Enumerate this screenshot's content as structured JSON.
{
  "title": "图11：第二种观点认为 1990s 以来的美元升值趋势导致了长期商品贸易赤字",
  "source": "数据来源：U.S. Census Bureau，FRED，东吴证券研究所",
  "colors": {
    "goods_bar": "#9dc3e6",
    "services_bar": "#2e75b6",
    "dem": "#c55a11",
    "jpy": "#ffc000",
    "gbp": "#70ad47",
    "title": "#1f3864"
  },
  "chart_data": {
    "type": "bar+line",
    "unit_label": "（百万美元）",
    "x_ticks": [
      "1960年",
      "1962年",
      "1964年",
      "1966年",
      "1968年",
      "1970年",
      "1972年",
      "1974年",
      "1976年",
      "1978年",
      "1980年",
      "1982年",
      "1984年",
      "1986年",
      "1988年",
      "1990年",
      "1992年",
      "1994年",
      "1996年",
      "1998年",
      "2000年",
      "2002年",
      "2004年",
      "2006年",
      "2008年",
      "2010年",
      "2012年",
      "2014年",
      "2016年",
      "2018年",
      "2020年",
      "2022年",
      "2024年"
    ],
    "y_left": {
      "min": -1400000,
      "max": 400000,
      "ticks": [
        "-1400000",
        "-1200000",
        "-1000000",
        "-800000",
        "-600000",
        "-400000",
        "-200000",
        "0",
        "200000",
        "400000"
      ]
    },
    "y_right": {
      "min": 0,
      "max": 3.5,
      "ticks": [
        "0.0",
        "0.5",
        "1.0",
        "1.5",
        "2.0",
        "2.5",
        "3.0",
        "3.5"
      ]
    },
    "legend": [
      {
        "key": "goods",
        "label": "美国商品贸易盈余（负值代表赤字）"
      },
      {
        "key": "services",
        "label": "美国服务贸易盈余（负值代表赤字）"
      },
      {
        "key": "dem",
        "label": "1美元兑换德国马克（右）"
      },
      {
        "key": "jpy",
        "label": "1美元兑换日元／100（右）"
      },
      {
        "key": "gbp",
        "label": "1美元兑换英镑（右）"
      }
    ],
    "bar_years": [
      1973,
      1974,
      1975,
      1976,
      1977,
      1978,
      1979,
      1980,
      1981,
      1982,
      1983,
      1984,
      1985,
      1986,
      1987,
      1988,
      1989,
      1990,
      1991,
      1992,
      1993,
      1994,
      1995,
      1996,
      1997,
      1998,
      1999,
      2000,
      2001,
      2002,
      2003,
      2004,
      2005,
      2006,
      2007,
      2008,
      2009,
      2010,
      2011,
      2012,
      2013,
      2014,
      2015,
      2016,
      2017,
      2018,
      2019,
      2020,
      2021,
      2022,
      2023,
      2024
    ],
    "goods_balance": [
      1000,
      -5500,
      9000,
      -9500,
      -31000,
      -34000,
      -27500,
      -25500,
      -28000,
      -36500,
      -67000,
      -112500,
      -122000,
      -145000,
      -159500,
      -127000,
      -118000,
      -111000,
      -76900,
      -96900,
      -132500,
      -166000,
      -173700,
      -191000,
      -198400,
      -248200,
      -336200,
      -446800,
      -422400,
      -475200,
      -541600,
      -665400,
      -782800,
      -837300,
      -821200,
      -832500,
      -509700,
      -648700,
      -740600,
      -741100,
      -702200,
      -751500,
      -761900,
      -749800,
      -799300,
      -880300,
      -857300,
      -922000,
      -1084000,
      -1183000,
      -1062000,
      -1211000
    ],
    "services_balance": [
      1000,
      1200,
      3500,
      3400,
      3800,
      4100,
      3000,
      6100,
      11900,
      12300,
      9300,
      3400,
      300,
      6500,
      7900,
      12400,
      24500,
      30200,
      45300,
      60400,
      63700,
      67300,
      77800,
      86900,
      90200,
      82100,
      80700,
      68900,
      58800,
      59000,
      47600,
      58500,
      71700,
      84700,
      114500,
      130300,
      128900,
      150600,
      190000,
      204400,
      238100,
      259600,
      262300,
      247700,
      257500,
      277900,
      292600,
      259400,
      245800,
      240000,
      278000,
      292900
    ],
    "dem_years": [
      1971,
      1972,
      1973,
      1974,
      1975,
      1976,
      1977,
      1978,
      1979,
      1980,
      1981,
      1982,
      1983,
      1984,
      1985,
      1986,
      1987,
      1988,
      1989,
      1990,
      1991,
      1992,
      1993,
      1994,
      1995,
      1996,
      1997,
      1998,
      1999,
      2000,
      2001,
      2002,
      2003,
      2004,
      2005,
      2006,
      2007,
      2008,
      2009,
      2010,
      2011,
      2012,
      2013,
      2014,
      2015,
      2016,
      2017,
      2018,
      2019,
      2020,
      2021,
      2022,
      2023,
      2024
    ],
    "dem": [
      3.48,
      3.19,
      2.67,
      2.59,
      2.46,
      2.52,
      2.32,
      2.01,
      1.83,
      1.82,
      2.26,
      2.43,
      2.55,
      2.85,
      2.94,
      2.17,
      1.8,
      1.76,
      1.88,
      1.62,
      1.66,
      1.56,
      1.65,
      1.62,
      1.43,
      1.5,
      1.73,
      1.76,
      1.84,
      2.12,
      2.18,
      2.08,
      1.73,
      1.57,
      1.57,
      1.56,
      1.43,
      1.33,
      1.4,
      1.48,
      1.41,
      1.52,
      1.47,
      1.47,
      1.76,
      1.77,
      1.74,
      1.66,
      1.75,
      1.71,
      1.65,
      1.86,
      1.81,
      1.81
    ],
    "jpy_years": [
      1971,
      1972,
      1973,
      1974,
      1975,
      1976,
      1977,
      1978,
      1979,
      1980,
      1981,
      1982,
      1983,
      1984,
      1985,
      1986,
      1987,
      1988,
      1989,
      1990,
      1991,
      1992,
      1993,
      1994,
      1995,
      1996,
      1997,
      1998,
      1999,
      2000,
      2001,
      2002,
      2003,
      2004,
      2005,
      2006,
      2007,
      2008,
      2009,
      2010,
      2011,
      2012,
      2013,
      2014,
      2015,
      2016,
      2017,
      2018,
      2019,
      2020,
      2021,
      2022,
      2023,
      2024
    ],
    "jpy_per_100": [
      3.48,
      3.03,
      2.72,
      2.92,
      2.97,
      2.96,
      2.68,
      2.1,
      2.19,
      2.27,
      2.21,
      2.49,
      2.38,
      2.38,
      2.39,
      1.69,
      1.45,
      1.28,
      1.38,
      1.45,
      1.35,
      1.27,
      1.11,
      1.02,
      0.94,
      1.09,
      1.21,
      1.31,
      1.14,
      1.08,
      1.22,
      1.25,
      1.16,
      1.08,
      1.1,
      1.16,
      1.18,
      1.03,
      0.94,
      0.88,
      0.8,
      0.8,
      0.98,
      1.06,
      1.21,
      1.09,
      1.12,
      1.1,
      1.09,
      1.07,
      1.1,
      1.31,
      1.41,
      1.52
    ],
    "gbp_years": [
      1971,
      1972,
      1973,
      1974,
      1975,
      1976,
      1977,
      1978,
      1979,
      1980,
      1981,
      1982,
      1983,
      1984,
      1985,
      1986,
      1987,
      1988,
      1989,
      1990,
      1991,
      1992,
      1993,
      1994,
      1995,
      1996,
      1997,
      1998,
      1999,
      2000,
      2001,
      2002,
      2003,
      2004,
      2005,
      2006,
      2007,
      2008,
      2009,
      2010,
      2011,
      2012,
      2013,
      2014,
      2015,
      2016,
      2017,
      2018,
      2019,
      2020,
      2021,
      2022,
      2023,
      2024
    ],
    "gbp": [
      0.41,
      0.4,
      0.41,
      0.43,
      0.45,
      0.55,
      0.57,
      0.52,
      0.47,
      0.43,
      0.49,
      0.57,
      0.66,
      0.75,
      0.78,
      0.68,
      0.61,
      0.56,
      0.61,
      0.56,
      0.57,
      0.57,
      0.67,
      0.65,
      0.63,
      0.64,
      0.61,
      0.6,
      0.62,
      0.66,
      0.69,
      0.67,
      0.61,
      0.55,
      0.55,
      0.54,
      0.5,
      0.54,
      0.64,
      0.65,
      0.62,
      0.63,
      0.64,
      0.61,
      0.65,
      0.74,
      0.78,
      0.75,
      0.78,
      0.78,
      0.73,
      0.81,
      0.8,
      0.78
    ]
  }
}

* * *

■ **AIM**:
From the data above, show each line that contains "title".

■ **FULL RESPONSE**:
  "title": "图11：第二种观点认为 1990s 以来的美元升值趋势导致了长期商品贸易赤字",
    "title": "#1f3864"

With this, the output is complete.